* BEGIN INPUT RECORDS *

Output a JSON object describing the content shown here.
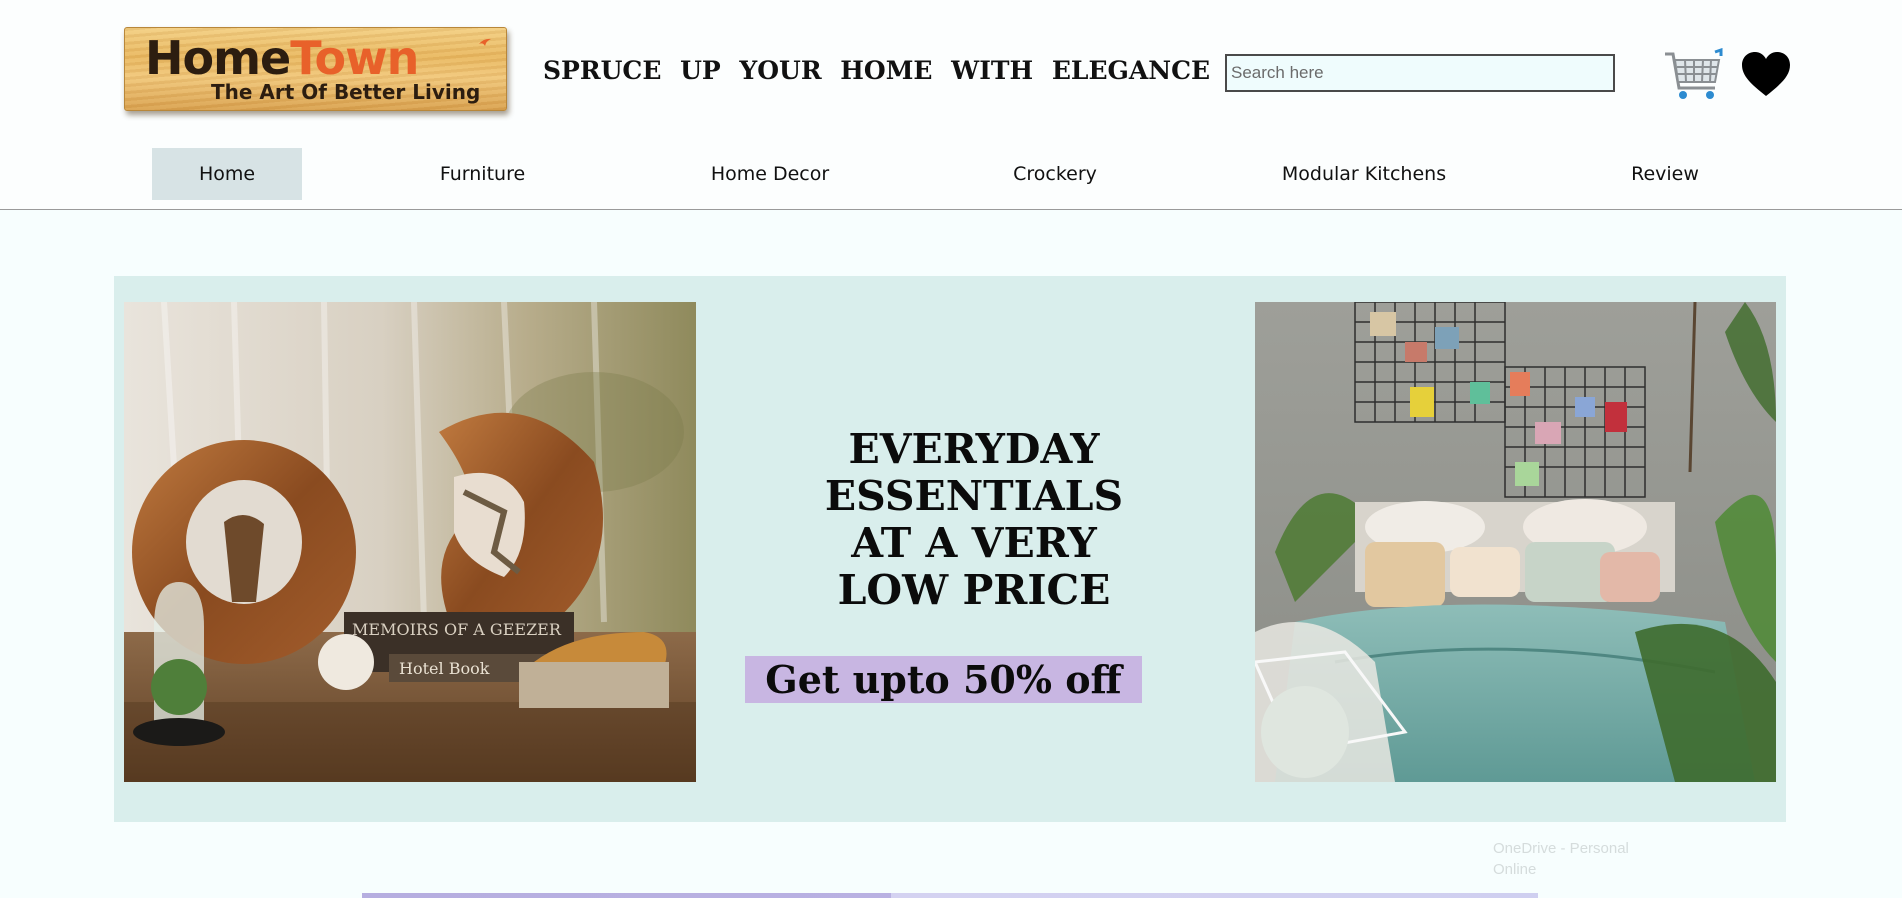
{
  "brand": {
    "name_part1": "Home",
    "name_part2": "Town",
    "slogan": "The Art Of Better Living"
  },
  "tagline": "SPRUCE UP YOUR HOME WITH ELEGANCE",
  "search": {
    "placeholder": "Search here",
    "value": ""
  },
  "icons": {
    "cart": "cart-icon",
    "wishlist": "heart-icon"
  },
  "nav": {
    "items": [
      {
        "label": "Home",
        "active": true
      },
      {
        "label": "Furniture"
      },
      {
        "label": "Home Decor"
      },
      {
        "label": "Crockery"
      },
      {
        "label": "Modular Kitchens"
      },
      {
        "label": "Review"
      }
    ]
  },
  "banner": {
    "headline_lines": [
      "EVERYDAY",
      "ESSENTIALS",
      "AT A VERY",
      "LOW PRICE"
    ],
    "offer": "Get upto 50% off",
    "left_image_book_text": [
      "MEMOIRS OF A GEEZER",
      "Hotel Book"
    ]
  },
  "toast": {
    "line1": "OneDrive - Personal",
    "line2": "Online"
  },
  "colors": {
    "page_bg": "#f7fefe",
    "banner_bg": "#d9eeec",
    "offer_bg": "#c8b6e2",
    "nav_active_bg": "#d7e3e5",
    "logo_accent": "#e8612a"
  }
}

* END INPUT RECORDS *

◆ EXERCISE GOAL ◆
Set down every record once more, word for word, without pictures.

◆ FINISHED TASK ◆
Output a JSON object describing the content shown here.
{
  "brand": {
    "name_part1": "Home",
    "name_part2": "Town",
    "slogan": "The Art Of Better Living"
  },
  "tagline": "SPRUCE UP YOUR HOME WITH ELEGANCE",
  "search": {
    "placeholder": "Search here",
    "value": ""
  },
  "icons": {
    "cart": "cart-icon",
    "wishlist": "heart-icon"
  },
  "nav": {
    "items": [
      {
        "label": "Home",
        "active": true
      },
      {
        "label": "Furniture"
      },
      {
        "label": "Home Decor"
      },
      {
        "label": "Crockery"
      },
      {
        "label": "Modular Kitchens"
      },
      {
        "label": "Review"
      }
    ]
  },
  "banner": {
    "headline_lines": [
      "EVERYDAY",
      "ESSENTIALS",
      "AT A VERY",
      "LOW PRICE"
    ],
    "offer": "Get upto 50% off",
    "left_image_book_text": [
      "MEMOIRS OF A GEEZER",
      "Hotel Book"
    ]
  },
  "toast": {
    "line1": "OneDrive - Personal",
    "line2": "Online"
  },
  "colors": {
    "page_bg": "#f7fefe",
    "banner_bg": "#d9eeec",
    "offer_bg": "#c8b6e2",
    "nav_active_bg": "#d7e3e5",
    "logo_accent": "#e8612a"
  }
}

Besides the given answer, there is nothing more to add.